(Figure collection entries)
-- -- --
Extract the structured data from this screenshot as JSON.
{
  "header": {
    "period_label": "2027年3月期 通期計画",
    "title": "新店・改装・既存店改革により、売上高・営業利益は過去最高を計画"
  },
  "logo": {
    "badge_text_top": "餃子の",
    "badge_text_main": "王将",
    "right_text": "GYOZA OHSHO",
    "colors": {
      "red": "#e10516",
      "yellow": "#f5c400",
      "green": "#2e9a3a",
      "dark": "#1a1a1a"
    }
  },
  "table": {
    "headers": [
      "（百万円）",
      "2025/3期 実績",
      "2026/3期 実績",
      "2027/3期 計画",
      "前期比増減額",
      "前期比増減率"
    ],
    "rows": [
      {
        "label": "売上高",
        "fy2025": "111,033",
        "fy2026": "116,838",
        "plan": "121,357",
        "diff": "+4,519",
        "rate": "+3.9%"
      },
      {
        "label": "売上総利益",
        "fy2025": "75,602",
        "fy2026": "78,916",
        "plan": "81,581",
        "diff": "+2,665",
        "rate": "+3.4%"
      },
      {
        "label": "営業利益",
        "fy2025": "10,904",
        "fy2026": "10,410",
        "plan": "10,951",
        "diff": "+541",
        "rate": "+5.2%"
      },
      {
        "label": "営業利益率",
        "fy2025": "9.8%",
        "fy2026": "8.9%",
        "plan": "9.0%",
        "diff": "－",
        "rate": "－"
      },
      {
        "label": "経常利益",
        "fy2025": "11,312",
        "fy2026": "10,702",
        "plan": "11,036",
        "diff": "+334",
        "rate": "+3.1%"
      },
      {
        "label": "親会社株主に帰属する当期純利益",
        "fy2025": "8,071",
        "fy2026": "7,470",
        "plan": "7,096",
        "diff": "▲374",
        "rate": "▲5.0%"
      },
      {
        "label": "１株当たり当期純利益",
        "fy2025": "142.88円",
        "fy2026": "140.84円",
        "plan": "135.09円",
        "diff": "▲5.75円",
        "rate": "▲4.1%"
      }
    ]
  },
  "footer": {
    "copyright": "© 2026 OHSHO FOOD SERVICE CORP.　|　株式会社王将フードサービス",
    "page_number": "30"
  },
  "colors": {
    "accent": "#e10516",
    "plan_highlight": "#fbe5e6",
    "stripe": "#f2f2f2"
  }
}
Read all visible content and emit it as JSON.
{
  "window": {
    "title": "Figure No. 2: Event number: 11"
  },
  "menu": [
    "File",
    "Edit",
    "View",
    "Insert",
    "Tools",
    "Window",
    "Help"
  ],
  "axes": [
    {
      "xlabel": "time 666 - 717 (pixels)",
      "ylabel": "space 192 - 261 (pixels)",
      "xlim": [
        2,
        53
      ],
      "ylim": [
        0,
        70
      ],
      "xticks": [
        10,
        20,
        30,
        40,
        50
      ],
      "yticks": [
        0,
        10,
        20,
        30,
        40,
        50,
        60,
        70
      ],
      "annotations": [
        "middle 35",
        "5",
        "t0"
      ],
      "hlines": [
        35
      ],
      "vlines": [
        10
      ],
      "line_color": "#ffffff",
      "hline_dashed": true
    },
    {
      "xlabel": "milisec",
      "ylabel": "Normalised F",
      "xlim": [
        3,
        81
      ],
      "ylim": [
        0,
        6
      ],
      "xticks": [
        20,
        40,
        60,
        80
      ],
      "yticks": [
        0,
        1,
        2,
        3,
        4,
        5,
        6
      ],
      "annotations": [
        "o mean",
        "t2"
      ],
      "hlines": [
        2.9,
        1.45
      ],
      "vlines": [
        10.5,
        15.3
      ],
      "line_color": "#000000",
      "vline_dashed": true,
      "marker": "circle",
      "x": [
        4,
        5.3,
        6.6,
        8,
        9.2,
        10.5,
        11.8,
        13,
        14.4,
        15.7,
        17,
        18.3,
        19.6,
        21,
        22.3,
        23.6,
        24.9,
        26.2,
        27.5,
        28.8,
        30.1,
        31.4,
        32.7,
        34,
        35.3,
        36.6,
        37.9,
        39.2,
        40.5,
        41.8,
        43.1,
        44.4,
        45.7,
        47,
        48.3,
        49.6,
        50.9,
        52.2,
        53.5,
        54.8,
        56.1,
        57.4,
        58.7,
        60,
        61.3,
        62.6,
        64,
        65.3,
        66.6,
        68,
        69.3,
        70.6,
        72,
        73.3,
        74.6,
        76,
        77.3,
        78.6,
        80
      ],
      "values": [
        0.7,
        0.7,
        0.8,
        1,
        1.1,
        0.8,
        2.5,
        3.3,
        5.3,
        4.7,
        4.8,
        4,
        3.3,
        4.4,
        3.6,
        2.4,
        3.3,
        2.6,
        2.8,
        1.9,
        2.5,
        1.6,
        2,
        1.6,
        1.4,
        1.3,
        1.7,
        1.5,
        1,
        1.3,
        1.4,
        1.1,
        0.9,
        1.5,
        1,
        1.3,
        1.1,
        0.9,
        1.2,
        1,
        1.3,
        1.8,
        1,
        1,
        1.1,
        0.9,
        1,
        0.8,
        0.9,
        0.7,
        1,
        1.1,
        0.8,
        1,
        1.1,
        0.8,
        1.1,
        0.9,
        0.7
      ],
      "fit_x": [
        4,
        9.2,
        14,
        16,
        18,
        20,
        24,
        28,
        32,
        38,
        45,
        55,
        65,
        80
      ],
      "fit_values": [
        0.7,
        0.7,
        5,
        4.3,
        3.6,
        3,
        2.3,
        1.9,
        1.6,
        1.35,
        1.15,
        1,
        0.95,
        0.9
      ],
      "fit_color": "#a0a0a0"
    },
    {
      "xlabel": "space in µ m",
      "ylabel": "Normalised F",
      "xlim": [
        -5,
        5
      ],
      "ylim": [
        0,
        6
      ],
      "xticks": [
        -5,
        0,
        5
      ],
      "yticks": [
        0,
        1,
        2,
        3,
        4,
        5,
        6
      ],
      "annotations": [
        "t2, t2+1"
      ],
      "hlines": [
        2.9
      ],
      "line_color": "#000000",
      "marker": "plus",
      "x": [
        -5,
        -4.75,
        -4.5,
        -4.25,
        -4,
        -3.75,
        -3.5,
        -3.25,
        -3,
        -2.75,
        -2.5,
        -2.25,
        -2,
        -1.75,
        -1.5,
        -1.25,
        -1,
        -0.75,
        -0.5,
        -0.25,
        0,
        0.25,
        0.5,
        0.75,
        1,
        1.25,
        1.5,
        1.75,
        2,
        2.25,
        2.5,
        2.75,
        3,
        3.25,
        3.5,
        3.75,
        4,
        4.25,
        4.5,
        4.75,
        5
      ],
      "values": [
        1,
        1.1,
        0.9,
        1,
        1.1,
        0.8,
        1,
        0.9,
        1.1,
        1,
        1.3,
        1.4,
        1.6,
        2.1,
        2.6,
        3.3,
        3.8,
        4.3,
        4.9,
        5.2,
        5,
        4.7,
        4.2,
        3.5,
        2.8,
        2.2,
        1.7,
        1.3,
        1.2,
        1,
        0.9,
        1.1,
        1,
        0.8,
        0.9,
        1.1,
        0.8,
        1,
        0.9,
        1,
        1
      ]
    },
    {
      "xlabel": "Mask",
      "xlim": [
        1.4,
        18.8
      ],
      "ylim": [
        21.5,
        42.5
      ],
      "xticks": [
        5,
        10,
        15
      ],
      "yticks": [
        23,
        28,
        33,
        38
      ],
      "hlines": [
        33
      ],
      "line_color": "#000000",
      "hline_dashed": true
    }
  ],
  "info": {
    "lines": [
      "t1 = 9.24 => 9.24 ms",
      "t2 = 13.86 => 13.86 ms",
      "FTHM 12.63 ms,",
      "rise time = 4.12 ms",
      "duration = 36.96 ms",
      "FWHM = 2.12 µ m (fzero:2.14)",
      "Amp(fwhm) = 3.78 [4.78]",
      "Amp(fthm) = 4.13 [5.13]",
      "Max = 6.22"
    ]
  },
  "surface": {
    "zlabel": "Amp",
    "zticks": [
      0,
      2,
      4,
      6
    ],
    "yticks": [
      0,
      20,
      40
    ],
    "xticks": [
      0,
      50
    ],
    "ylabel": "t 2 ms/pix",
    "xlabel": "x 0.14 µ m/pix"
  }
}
-- -- --
What you will do. Search the listing for the word "JSON". Copy every line in which it occurs.

Response.
Extract the structured data from this screenshot as JSON.
Read all visible content and emit it as JSON.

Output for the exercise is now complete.